● **WHAT IS REQUIRED**: Output the material exactly, but drop every image it holds.

● **RECORDED DATA**:
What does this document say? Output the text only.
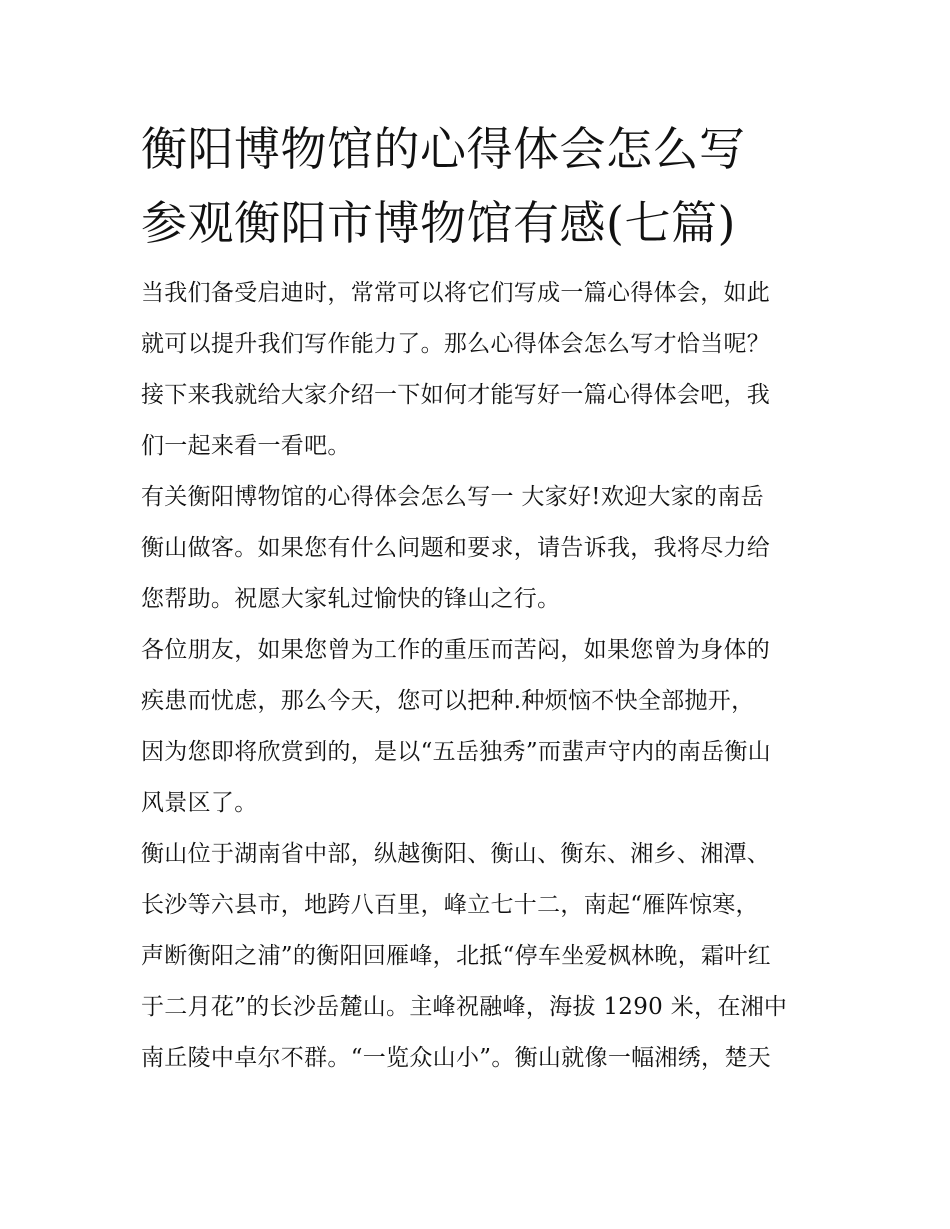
衡阳博物馆的心得体会怎么写
参观衡阳市博物馆有感(七篇)

当我们备受启迪时，常常可以将它们写成一篇心得体会，如此
就可以提升我们写作能力了。那么心得体会怎么写才恰当呢？
接下来我就给大家介绍一下如何才能写好一篇心得体会吧，我
们一起来看一看吧。

有关衡阳博物馆的心得体会怎么写一 大家好!欢迎大家的南岳
衡山做客。如果您有什么问题和要求，请告诉我，我将尽力给
您帮助。祝愿大家轧过愉快的锋山之行。

各位朋友，如果您曾为工作的重压而苦闷，如果您曾为身体的
疾患而忧虑，那么今天，您可以把种.种烦恼不快全部抛开，
因为您即将欣赏到的，是以“五岳独秀”而蜚声守内的南岳衡山
风景区了。

衡山位于湖南省中部，纵越衡阳、衡山、衡东、湘乡、湘潭、
长沙等六县市，地跨八百里，峰立七十二，南起“雁阵惊寒，
声断衡阳之浦”的衡阳回雁峰，北抵“停车坐爱枫林晚，霜叶红
于二月花”的长沙岳麓山。主峰祝融峰，海拔 1290 米，在湘中
南丘陵中卓尔不群。“一览众山小”。衡山就像一幅湘绣，楚天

● **SOLVED PROBLEM**:
What does this document say? Output the text only.
衡阳博物馆的心得体会怎么写
参观衡阳市博物馆有感(七篇)

当我们备受启迪时，常常可以将它们写成一篇心得体会，如此
就可以提升我们写作能力了。那么心得体会怎么写才恰当呢？
接下来我就给大家介绍一下如何才能写好一篇心得体会吧，我
们一起来看一看吧。

有关衡阳博物馆的心得体会怎么写一 大家好!欢迎大家的南岳
衡山做客。如果您有什么问题和要求，请告诉我，我将尽力给
您帮助。祝愿大家轧过愉快的锋山之行。

各位朋友，如果您曾为工作的重压而苦闷，如果您曾为身体的
疾患而忧虑，那么今天，您可以把种.种烦恼不快全部抛开，
因为您即将欣赏到的，是以“五岳独秀”而蜚声守内的南岳衡山
风景区了。

衡山位于湖南省中部，纵越衡阳、衡山、衡东、湘乡、湘潭、
长沙等六县市，地跨八百里，峰立七十二，南起“雁阵惊寒，
声断衡阳之浦”的衡阳回雁峰，北抵“停车坐爱枫林晚，霜叶红
于二月花”的长沙岳麓山。主峰祝融峰，海拔 1290 米，在湘中
南丘陵中卓尔不群。“一览众山小”。衡山就像一幅湘绣，楚天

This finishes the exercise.